▶ **GOAL**
Write out the material again word for word, dropping any images it holds.

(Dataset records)

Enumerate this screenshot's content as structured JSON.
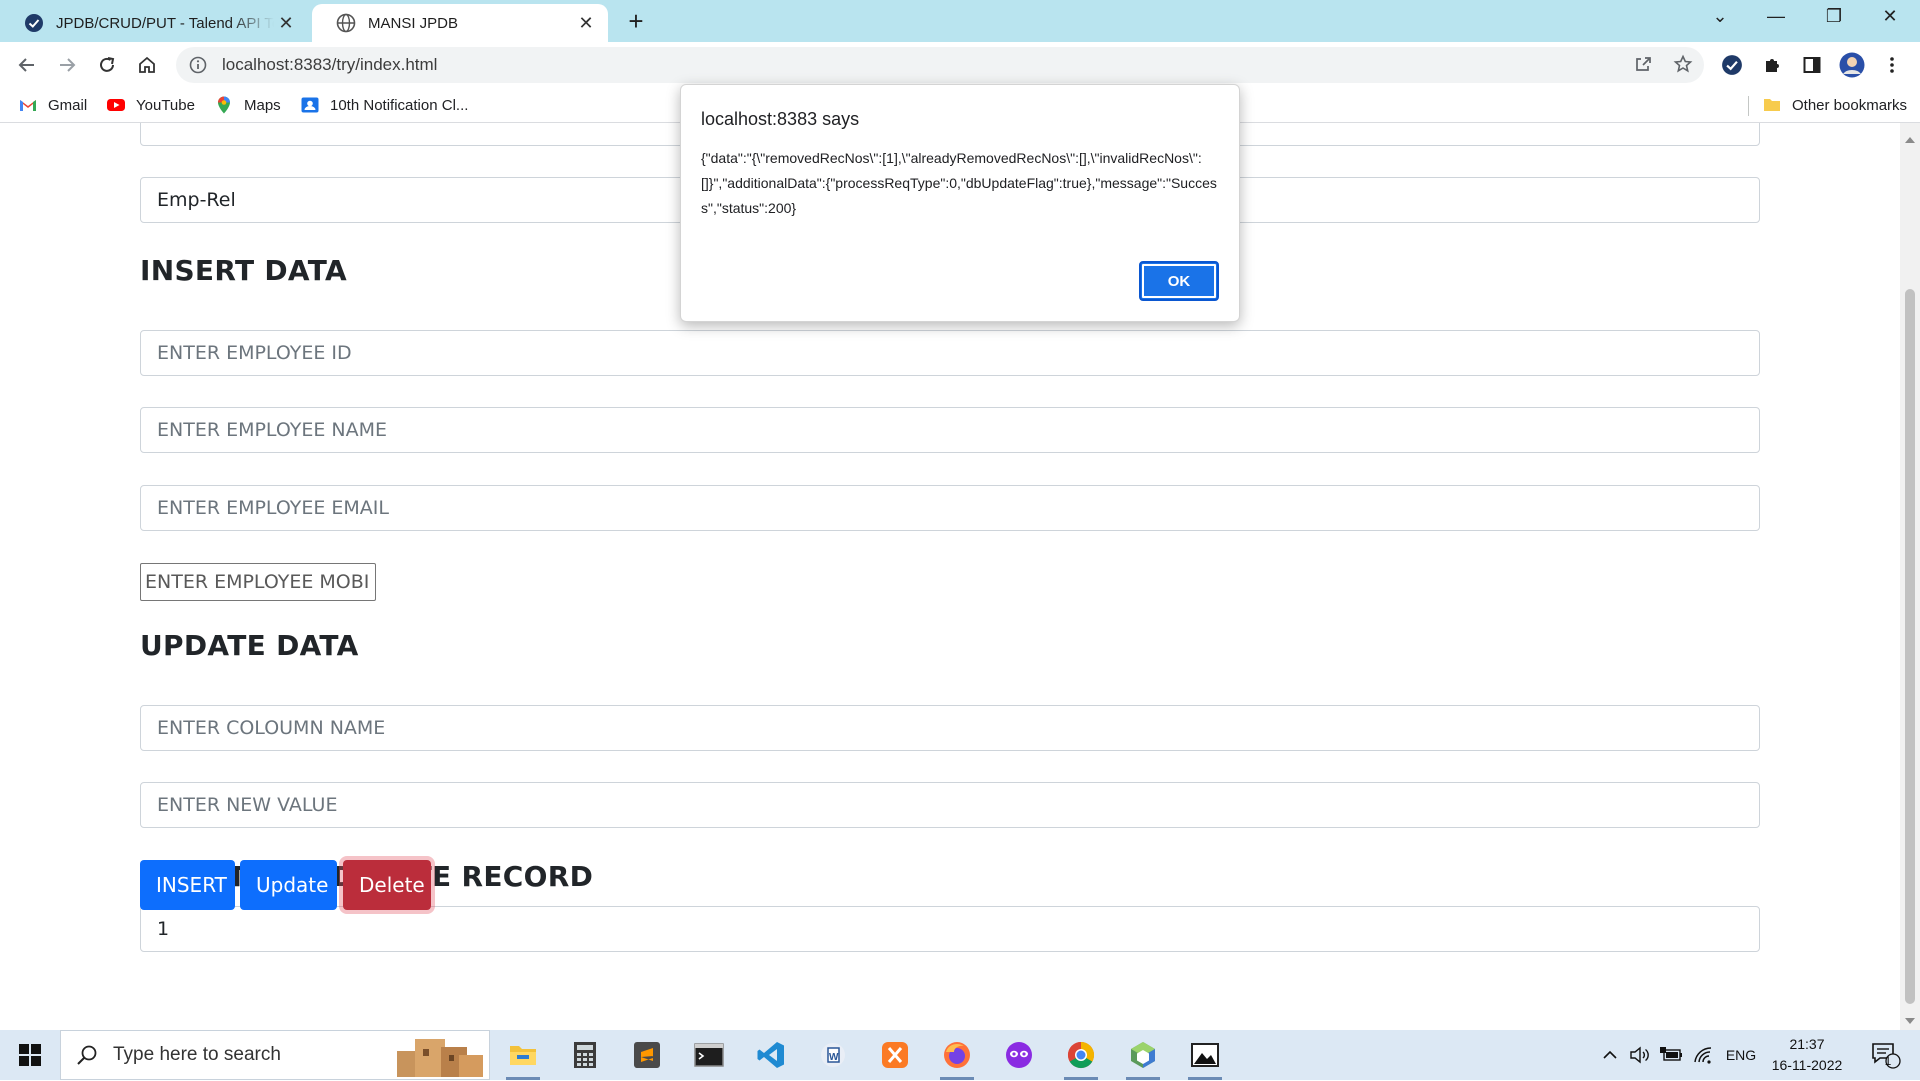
{
  "browser": {
    "tabs": [
      {
        "title": "JPDB/CRUD/PUT - Talend API Tester",
        "close": "✕"
      },
      {
        "title": "MANSI JPDB",
        "close": "✕"
      }
    ],
    "new_tab": "+",
    "window_controls": {
      "dropdown": "⌄",
      "minimize": "—",
      "restore": "❐",
      "close": "✕"
    },
    "url": "localhost:8383/try/index.html"
  },
  "bookmarks": {
    "items": [
      {
        "label": "Gmail"
      },
      {
        "label": "YouTube"
      },
      {
        "label": "Maps"
      },
      {
        "label": "10th Notification Cl..."
      }
    ],
    "other": "Other bookmarks"
  },
  "form": {
    "relation_value": "Emp-Rel",
    "insert_heading": "INSERT DATA",
    "employee_id_placeholder": "ENTER EMPLOYEE ID",
    "employee_name_placeholder": "ENTER EMPLOYEE NAME",
    "employee_email_placeholder": "ENTER EMPLOYEE EMAIL",
    "employee_mobile_placeholder": "ENTER EMPLOYEE MOBILE",
    "update_heading": "UPDATE DATA",
    "column_name_placeholder": "ENTER COLOUMN NAME",
    "new_value_placeholder": "ENTER NEW VALUE",
    "record_heading": "UPDATE OR DELETE RECORD",
    "record_value": "1",
    "buttons": {
      "insert": "INSERT",
      "update": "Update",
      "delete": "Delete"
    }
  },
  "dialog": {
    "title": "localhost:8383 says",
    "message": "{\"data\":\"{\\\"removedRecNos\\\":[1],\\\"alreadyRemovedRecNos\\\":[],\\\"invalidRecNos\\\":[]}\",\"additionalData\":{\"processReqType\":0,\"dbUpdateFlag\":true},\"message\":\"Success\",\"status\":200}",
    "ok": "OK"
  },
  "taskbar": {
    "search_placeholder": "Type here to search",
    "language": "ENG",
    "time": "21:37",
    "date": "16-11-2022",
    "notification_count": "1",
    "apps": [
      "file-explorer",
      "calculator",
      "sublime-text",
      "terminal",
      "vscode",
      "word",
      "xampp",
      "firefox",
      "persona",
      "chrome",
      "app-cube",
      "photos"
    ]
  },
  "colors": {
    "tabstrip": "#b9e4ef",
    "primary": "#0d6efd",
    "danger": "#bb2d3b",
    "dialog_ok": "#1a73e8",
    "taskbar": "#dce8f4"
  }
}
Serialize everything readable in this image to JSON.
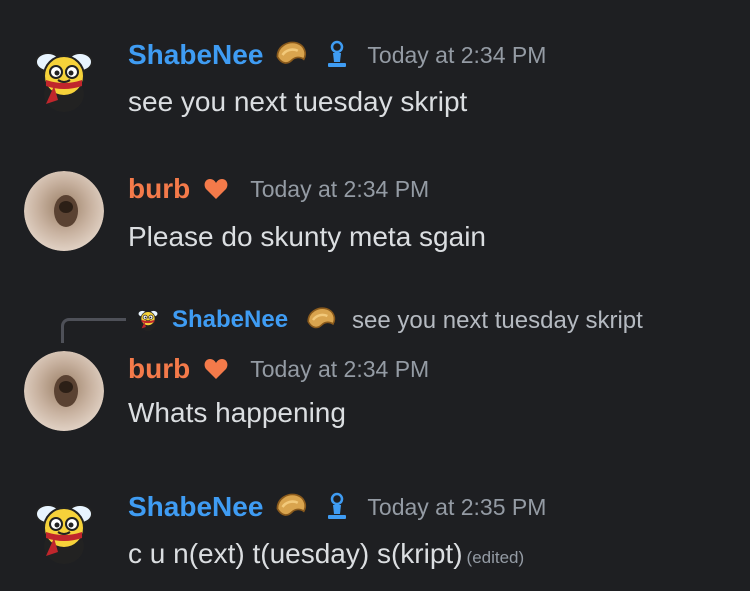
{
  "messages": [
    {
      "username": "ShabeNee",
      "timestamp": "Today at 2:34 PM",
      "text": "see you next tuesday skript",
      "name_color": "#3f9cf3",
      "badges": [
        "fortune-cookie-icon",
        "chess-pawn-icon"
      ]
    },
    {
      "username": "burb",
      "timestamp": "Today at 2:34 PM",
      "text": "Please do skunty meta sgain",
      "name_color": "#f47a4a",
      "badges": [
        "heart-icon"
      ]
    },
    {
      "reply_to": {
        "username": "ShabeNee",
        "text": "see you next tuesday skript"
      },
      "username": "burb",
      "timestamp": "Today at 2:34 PM",
      "text": "Whats happening",
      "name_color": "#f47a4a",
      "badges": [
        "heart-icon"
      ]
    },
    {
      "username": "ShabeNee",
      "timestamp": "Today at 2:35 PM",
      "text": "c u n(ext) t(uesday) s(kript)",
      "edited": "(edited)",
      "name_color": "#3f9cf3",
      "badges": [
        "fortune-cookie-icon",
        "chess-pawn-icon"
      ]
    }
  ]
}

▶ **RESPONSE TO THIS TASK**
Enumerate this screenshot's content as structured JSON.
{
  "browser": {
    "tabs": [
      {
        "title": "JPDB/CRUD/PUT - Talend API Tester",
        "close": "✕"
      },
      {
        "title": "MANSI JPDB",
        "close": "✕"
      }
    ],
    "new_tab": "+",
    "window_controls": {
      "dropdown": "⌄",
      "minimize": "—",
      "restore": "❐",
      "close": "✕"
    },
    "url": "localhost:8383/try/index.html"
  },
  "bookmarks": {
    "items": [
      {
        "label": "Gmail"
      },
      {
        "label": "YouTube"
      },
      {
        "label": "Maps"
      },
      {
        "label": "10th Notification Cl..."
      }
    ],
    "other": "Other bookmarks"
  },
  "form": {
    "relation_value": "Emp-Rel",
    "insert_heading": "INSERT DATA",
    "employee_id_placeholder": "ENTER EMPLOYEE ID",
    "employee_name_placeholder": "ENTER EMPLOYEE NAME",
    "employee_email_placeholder": "ENTER EMPLOYEE EMAIL",
    "employee_mobile_placeholder": "ENTER EMPLOYEE MOBILE",
    "update_heading": "UPDATE DATA",
    "column_name_placeholder": "ENTER COLOUMN NAME",
    "new_value_placeholder": "ENTER NEW VALUE",
    "record_heading": "UPDATE OR DELETE RECORD",
    "record_value": "1",
    "buttons": {
      "insert": "INSERT",
      "update": "Update",
      "delete": "Delete"
    }
  },
  "dialog": {
    "title": "localhost:8383 says",
    "message": "{\"data\":\"{\\\"removedRecNos\\\":[1],\\\"alreadyRemovedRecNos\\\":[],\\\"invalidRecNos\\\":[]}\",\"additionalData\":{\"processReqType\":0,\"dbUpdateFlag\":true},\"message\":\"Success\",\"status\":200}",
    "ok": "OK"
  },
  "taskbar": {
    "search_placeholder": "Type here to search",
    "language": "ENG",
    "time": "21:37",
    "date": "16-11-2022",
    "notification_count": "1",
    "apps": [
      "file-explorer",
      "calculator",
      "sublime-text",
      "terminal",
      "vscode",
      "word",
      "xampp",
      "firefox",
      "persona",
      "chrome",
      "app-cube",
      "photos"
    ]
  },
  "colors": {
    "tabstrip": "#b9e4ef",
    "primary": "#0d6efd",
    "danger": "#bb2d3b",
    "dialog_ok": "#1a73e8",
    "taskbar": "#dce8f4"
  }
}
Serialize everything readable in this image to JSON.
{
  "messages": [
    {
      "username": "ShabeNee",
      "timestamp": "Today at 2:34 PM",
      "text": "see you next tuesday skript",
      "name_color": "#3f9cf3",
      "badges": [
        "fortune-cookie-icon",
        "chess-pawn-icon"
      ]
    },
    {
      "username": "burb",
      "timestamp": "Today at 2:34 PM",
      "text": "Please do skunty meta sgain",
      "name_color": "#f47a4a",
      "badges": [
        "heart-icon"
      ]
    },
    {
      "reply_to": {
        "username": "ShabeNee",
        "text": "see you next tuesday skript"
      },
      "username": "burb",
      "timestamp": "Today at 2:34 PM",
      "text": "Whats happening",
      "name_color": "#f47a4a",
      "badges": [
        "heart-icon"
      ]
    },
    {
      "username": "ShabeNee",
      "timestamp": "Today at 2:35 PM",
      "text": "c u n(ext) t(uesday) s(kript)",
      "edited": "(edited)",
      "name_color": "#3f9cf3",
      "badges": [
        "fortune-cookie-icon",
        "chess-pawn-icon"
      ]
    }
  ]
}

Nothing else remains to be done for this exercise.